**Task input**
______________________________
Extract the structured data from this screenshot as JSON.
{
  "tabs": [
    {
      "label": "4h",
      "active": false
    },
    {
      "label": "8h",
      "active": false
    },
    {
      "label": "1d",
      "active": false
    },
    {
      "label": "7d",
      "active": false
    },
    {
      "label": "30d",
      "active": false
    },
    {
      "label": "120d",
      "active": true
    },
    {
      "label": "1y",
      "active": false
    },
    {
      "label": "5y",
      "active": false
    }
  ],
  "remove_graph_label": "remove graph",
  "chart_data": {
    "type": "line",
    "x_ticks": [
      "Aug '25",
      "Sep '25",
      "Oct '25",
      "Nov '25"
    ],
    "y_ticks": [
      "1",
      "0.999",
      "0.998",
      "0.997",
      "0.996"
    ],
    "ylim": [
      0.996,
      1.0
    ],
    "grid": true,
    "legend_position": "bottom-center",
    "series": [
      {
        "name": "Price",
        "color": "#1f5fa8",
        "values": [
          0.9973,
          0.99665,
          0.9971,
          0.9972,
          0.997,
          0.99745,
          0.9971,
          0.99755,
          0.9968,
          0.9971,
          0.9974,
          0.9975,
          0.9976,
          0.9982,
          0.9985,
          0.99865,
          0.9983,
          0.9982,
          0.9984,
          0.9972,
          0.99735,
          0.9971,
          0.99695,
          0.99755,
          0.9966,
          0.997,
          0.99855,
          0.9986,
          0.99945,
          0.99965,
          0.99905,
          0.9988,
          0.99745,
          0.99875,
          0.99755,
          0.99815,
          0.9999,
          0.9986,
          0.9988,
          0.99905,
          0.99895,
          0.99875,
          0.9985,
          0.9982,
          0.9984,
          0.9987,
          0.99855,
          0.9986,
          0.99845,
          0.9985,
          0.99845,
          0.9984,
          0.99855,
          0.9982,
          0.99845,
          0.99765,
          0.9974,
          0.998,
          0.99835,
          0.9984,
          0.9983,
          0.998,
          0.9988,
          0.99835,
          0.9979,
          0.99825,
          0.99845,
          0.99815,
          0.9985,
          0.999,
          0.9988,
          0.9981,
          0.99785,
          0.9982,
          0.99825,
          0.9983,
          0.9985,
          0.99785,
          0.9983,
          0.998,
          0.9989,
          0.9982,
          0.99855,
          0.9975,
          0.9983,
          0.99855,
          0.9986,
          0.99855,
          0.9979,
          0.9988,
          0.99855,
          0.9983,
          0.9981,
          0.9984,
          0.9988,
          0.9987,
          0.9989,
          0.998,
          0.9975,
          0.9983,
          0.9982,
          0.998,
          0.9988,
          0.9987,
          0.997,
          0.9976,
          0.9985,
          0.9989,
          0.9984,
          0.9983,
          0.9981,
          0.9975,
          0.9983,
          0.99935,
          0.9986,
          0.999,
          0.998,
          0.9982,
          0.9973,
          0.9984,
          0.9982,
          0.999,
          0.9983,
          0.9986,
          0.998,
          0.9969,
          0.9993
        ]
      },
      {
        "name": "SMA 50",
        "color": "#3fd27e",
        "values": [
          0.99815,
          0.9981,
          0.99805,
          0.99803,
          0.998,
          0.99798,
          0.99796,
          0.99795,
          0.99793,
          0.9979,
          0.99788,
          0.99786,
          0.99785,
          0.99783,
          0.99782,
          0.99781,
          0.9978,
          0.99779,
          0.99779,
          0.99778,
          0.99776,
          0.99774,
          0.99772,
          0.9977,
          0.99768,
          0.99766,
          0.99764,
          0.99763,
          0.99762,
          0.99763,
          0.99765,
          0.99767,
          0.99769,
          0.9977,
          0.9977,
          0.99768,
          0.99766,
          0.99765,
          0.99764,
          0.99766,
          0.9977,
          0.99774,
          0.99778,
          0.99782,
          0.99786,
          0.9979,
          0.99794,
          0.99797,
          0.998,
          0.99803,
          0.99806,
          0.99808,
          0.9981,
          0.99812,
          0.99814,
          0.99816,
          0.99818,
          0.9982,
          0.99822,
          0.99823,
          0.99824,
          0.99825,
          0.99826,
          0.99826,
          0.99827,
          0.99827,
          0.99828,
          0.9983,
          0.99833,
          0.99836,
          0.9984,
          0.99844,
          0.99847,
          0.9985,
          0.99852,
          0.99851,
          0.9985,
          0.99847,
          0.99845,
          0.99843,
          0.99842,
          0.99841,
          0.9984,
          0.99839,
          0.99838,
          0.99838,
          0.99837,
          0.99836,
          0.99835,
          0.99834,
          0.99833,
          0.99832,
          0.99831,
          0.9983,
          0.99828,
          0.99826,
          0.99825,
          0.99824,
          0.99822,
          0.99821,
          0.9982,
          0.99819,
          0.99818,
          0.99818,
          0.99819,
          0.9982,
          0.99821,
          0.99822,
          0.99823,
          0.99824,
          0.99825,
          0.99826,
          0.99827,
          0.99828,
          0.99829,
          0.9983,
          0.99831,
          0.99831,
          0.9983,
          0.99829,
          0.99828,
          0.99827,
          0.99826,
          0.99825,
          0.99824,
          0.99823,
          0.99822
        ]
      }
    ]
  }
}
______________________________
Write the material out again word for word.

**Solved exercise**
Extract the structured data from this screenshot as JSON.
{
  "tabs": [
    {
      "label": "4h",
      "active": false
    },
    {
      "label": "8h",
      "active": false
    },
    {
      "label": "1d",
      "active": false
    },
    {
      "label": "7d",
      "active": false
    },
    {
      "label": "30d",
      "active": false
    },
    {
      "label": "120d",
      "active": true
    },
    {
      "label": "1y",
      "active": false
    },
    {
      "label": "5y",
      "active": false
    }
  ],
  "remove_graph_label": "remove graph",
  "chart_data": {
    "type": "line",
    "x_ticks": [
      "Aug '25",
      "Sep '25",
      "Oct '25",
      "Nov '25"
    ],
    "y_ticks": [
      "1",
      "0.999",
      "0.998",
      "0.997",
      "0.996"
    ],
    "ylim": [
      0.996,
      1.0
    ],
    "grid": true,
    "legend_position": "bottom-center",
    "series": [
      {
        "name": "Price",
        "color": "#1f5fa8",
        "values": [
          0.9973,
          0.99665,
          0.9971,
          0.9972,
          0.997,
          0.99745,
          0.9971,
          0.99755,
          0.9968,
          0.9971,
          0.9974,
          0.9975,
          0.9976,
          0.9982,
          0.9985,
          0.99865,
          0.9983,
          0.9982,
          0.9984,
          0.9972,
          0.99735,
          0.9971,
          0.99695,
          0.99755,
          0.9966,
          0.997,
          0.99855,
          0.9986,
          0.99945,
          0.99965,
          0.99905,
          0.9988,
          0.99745,
          0.99875,
          0.99755,
          0.99815,
          0.9999,
          0.9986,
          0.9988,
          0.99905,
          0.99895,
          0.99875,
          0.9985,
          0.9982,
          0.9984,
          0.9987,
          0.99855,
          0.9986,
          0.99845,
          0.9985,
          0.99845,
          0.9984,
          0.99855,
          0.9982,
          0.99845,
          0.99765,
          0.9974,
          0.998,
          0.99835,
          0.9984,
          0.9983,
          0.998,
          0.9988,
          0.99835,
          0.9979,
          0.99825,
          0.99845,
          0.99815,
          0.9985,
          0.999,
          0.9988,
          0.9981,
          0.99785,
          0.9982,
          0.99825,
          0.9983,
          0.9985,
          0.99785,
          0.9983,
          0.998,
          0.9989,
          0.9982,
          0.99855,
          0.9975,
          0.9983,
          0.99855,
          0.9986,
          0.99855,
          0.9979,
          0.9988,
          0.99855,
          0.9983,
          0.9981,
          0.9984,
          0.9988,
          0.9987,
          0.9989,
          0.998,
          0.9975,
          0.9983,
          0.9982,
          0.998,
          0.9988,
          0.9987,
          0.997,
          0.9976,
          0.9985,
          0.9989,
          0.9984,
          0.9983,
          0.9981,
          0.9975,
          0.9983,
          0.99935,
          0.9986,
          0.999,
          0.998,
          0.9982,
          0.9973,
          0.9984,
          0.9982,
          0.999,
          0.9983,
          0.9986,
          0.998,
          0.9969,
          0.9993
        ]
      },
      {
        "name": "SMA 50",
        "color": "#3fd27e",
        "values": [
          0.99815,
          0.9981,
          0.99805,
          0.99803,
          0.998,
          0.99798,
          0.99796,
          0.99795,
          0.99793,
          0.9979,
          0.99788,
          0.99786,
          0.99785,
          0.99783,
          0.99782,
          0.99781,
          0.9978,
          0.99779,
          0.99779,
          0.99778,
          0.99776,
          0.99774,
          0.99772,
          0.9977,
          0.99768,
          0.99766,
          0.99764,
          0.99763,
          0.99762,
          0.99763,
          0.99765,
          0.99767,
          0.99769,
          0.9977,
          0.9977,
          0.99768,
          0.99766,
          0.99765,
          0.99764,
          0.99766,
          0.9977,
          0.99774,
          0.99778,
          0.99782,
          0.99786,
          0.9979,
          0.99794,
          0.99797,
          0.998,
          0.99803,
          0.99806,
          0.99808,
          0.9981,
          0.99812,
          0.99814,
          0.99816,
          0.99818,
          0.9982,
          0.99822,
          0.99823,
          0.99824,
          0.99825,
          0.99826,
          0.99826,
          0.99827,
          0.99827,
          0.99828,
          0.9983,
          0.99833,
          0.99836,
          0.9984,
          0.99844,
          0.99847,
          0.9985,
          0.99852,
          0.99851,
          0.9985,
          0.99847,
          0.99845,
          0.99843,
          0.99842,
          0.99841,
          0.9984,
          0.99839,
          0.99838,
          0.99838,
          0.99837,
          0.99836,
          0.99835,
          0.99834,
          0.99833,
          0.99832,
          0.99831,
          0.9983,
          0.99828,
          0.99826,
          0.99825,
          0.99824,
          0.99822,
          0.99821,
          0.9982,
          0.99819,
          0.99818,
          0.99818,
          0.99819,
          0.9982,
          0.99821,
          0.99822,
          0.99823,
          0.99824,
          0.99825,
          0.99826,
          0.99827,
          0.99828,
          0.99829,
          0.9983,
          0.99831,
          0.99831,
          0.9983,
          0.99829,
          0.99828,
          0.99827,
          0.99826,
          0.99825,
          0.99824,
          0.99823,
          0.99822
        ]
      }
    ]
  }
}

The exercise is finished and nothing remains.